-- START OF Input records --

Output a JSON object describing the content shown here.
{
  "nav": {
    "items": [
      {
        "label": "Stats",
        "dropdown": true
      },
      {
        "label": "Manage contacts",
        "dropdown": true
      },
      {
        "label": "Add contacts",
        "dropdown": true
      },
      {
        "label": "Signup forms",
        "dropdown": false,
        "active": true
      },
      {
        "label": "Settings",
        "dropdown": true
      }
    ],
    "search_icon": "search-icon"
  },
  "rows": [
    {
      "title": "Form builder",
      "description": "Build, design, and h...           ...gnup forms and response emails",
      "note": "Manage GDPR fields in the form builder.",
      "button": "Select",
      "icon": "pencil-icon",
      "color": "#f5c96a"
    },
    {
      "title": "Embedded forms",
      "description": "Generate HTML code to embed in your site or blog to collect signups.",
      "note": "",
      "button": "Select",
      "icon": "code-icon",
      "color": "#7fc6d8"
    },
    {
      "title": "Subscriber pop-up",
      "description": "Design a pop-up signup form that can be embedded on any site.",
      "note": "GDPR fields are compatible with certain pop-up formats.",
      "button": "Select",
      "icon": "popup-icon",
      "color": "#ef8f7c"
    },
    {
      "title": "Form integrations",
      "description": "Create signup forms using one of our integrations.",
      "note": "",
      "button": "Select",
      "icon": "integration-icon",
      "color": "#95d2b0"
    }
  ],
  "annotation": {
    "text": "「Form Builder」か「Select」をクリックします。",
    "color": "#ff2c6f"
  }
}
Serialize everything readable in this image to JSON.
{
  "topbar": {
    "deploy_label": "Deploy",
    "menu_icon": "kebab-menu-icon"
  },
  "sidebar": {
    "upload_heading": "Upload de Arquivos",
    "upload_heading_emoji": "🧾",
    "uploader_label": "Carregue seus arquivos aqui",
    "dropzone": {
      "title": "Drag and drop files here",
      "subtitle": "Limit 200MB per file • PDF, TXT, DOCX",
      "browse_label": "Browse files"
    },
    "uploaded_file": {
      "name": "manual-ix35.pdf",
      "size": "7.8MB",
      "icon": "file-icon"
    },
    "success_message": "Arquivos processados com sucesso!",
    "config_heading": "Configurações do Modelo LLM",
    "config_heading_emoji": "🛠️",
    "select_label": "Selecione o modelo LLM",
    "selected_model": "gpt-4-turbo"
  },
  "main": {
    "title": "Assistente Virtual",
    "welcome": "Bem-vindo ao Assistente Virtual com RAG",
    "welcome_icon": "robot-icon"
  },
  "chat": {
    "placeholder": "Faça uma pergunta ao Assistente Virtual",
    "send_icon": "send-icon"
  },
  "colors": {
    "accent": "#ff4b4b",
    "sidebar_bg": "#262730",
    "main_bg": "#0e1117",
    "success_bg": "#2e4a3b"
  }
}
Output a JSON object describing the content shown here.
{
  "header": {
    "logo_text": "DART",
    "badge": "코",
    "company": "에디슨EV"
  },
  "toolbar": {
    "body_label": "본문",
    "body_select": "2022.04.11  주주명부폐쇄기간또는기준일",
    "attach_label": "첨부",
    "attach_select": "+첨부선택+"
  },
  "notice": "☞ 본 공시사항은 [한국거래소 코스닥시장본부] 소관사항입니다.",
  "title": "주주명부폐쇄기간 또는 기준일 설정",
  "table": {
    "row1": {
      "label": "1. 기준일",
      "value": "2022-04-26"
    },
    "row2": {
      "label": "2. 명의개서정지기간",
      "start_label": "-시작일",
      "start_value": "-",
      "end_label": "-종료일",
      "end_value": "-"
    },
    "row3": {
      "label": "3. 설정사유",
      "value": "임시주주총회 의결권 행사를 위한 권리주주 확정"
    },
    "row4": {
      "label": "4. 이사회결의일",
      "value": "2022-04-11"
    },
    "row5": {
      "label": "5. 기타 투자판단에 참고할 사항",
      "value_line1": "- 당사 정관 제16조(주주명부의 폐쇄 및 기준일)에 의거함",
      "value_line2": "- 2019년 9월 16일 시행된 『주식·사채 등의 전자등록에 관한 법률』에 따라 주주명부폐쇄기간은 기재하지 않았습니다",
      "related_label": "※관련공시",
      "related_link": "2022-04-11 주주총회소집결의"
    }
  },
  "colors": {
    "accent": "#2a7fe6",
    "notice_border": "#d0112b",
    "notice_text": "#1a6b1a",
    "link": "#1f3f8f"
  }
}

-- END OF Input records --

Directive
Write out every line of the material again, exactly as it reads.

The reply
Output a JSON object describing the content shown here.
{
  "nav": {
    "items": [
      {
        "label": "Stats",
        "dropdown": true
      },
      {
        "label": "Manage contacts",
        "dropdown": true
      },
      {
        "label": "Add contacts",
        "dropdown": true
      },
      {
        "label": "Signup forms",
        "dropdown": false,
        "active": true
      },
      {
        "label": "Settings",
        "dropdown": true
      }
    ],
    "search_icon": "search-icon"
  },
  "rows": [
    {
      "title": "Form builder",
      "description": "Build, design, and h...           ...gnup forms and response emails",
      "note": "Manage GDPR fields in the form builder.",
      "button": "Select",
      "icon": "pencil-icon",
      "color": "#f5c96a"
    },
    {
      "title": "Embedded forms",
      "description": "Generate HTML code to embed in your site or blog to collect signups.",
      "note": "",
      "button": "Select",
      "icon": "code-icon",
      "color": "#7fc6d8"
    },
    {
      "title": "Subscriber pop-up",
      "description": "Design a pop-up signup form that can be embedded on any site.",
      "note": "GDPR fields are compatible with certain pop-up formats.",
      "button": "Select",
      "icon": "popup-icon",
      "color": "#ef8f7c"
    },
    {
      "title": "Form integrations",
      "description": "Create signup forms using one of our integrations.",
      "note": "",
      "button": "Select",
      "icon": "integration-icon",
      "color": "#95d2b0"
    }
  ],
  "annotation": {
    "text": "「Form Builder」か「Select」をクリックします。",
    "color": "#ff2c6f"
  }
}
Serialize everything readable in this image to JSON.
{
  "topbar": {
    "deploy_label": "Deploy",
    "menu_icon": "kebab-menu-icon"
  },
  "sidebar": {
    "upload_heading": "Upload de Arquivos",
    "upload_heading_emoji": "🧾",
    "uploader_label": "Carregue seus arquivos aqui",
    "dropzone": {
      "title": "Drag and drop files here",
      "subtitle": "Limit 200MB per file • PDF, TXT, DOCX",
      "browse_label": "Browse files"
    },
    "uploaded_file": {
      "name": "manual-ix35.pdf",
      "size": "7.8MB",
      "icon": "file-icon"
    },
    "success_message": "Arquivos processados com sucesso!",
    "config_heading": "Configurações do Modelo LLM",
    "config_heading_emoji": "🛠️",
    "select_label": "Selecione o modelo LLM",
    "selected_model": "gpt-4-turbo"
  },
  "main": {
    "title": "Assistente Virtual",
    "welcome": "Bem-vindo ao Assistente Virtual com RAG",
    "welcome_icon": "robot-icon"
  },
  "chat": {
    "placeholder": "Faça uma pergunta ao Assistente Virtual",
    "send_icon": "send-icon"
  },
  "colors": {
    "accent": "#ff4b4b",
    "sidebar_bg": "#262730",
    "main_bg": "#0e1117",
    "success_bg": "#2e4a3b"
  }
}
Output a JSON object describing the content shown here.
{
  "header": {
    "logo_text": "DART",
    "badge": "코",
    "company": "에디슨EV"
  },
  "toolbar": {
    "body_label": "본문",
    "body_select": "2022.04.11  주주명부폐쇄기간또는기준일",
    "attach_label": "첨부",
    "attach_select": "+첨부선택+"
  },
  "notice": "☞ 본 공시사항은 [한국거래소 코스닥시장본부] 소관사항입니다.",
  "title": "주주명부폐쇄기간 또는 기준일 설정",
  "table": {
    "row1": {
      "label": "1. 기준일",
      "value": "2022-04-26"
    },
    "row2": {
      "label": "2. 명의개서정지기간",
      "start_label": "-시작일",
      "start_value": "-",
      "end_label": "-종료일",
      "end_value": "-"
    },
    "row3": {
      "label": "3. 설정사유",
      "value": "임시주주총회 의결권 행사를 위한 권리주주 확정"
    },
    "row4": {
      "label": "4. 이사회결의일",
      "value": "2022-04-11"
    },
    "row5": {
      "label": "5. 기타 투자판단에 참고할 사항",
      "value_line1": "- 당사 정관 제16조(주주명부의 폐쇄 및 기준일)에 의거함",
      "value_line2": "- 2019년 9월 16일 시행된 『주식·사채 등의 전자등록에 관한 법률』에 따라 주주명부폐쇄기간은 기재하지 않았습니다",
      "related_label": "※관련공시",
      "related_link": "2022-04-11 주주총회소집결의"
    }
  },
  "colors": {
    "accent": "#2a7fe6",
    "notice_border": "#d0112b",
    "notice_text": "#1a6b1a",
    "link": "#1f3f8f"
  }
}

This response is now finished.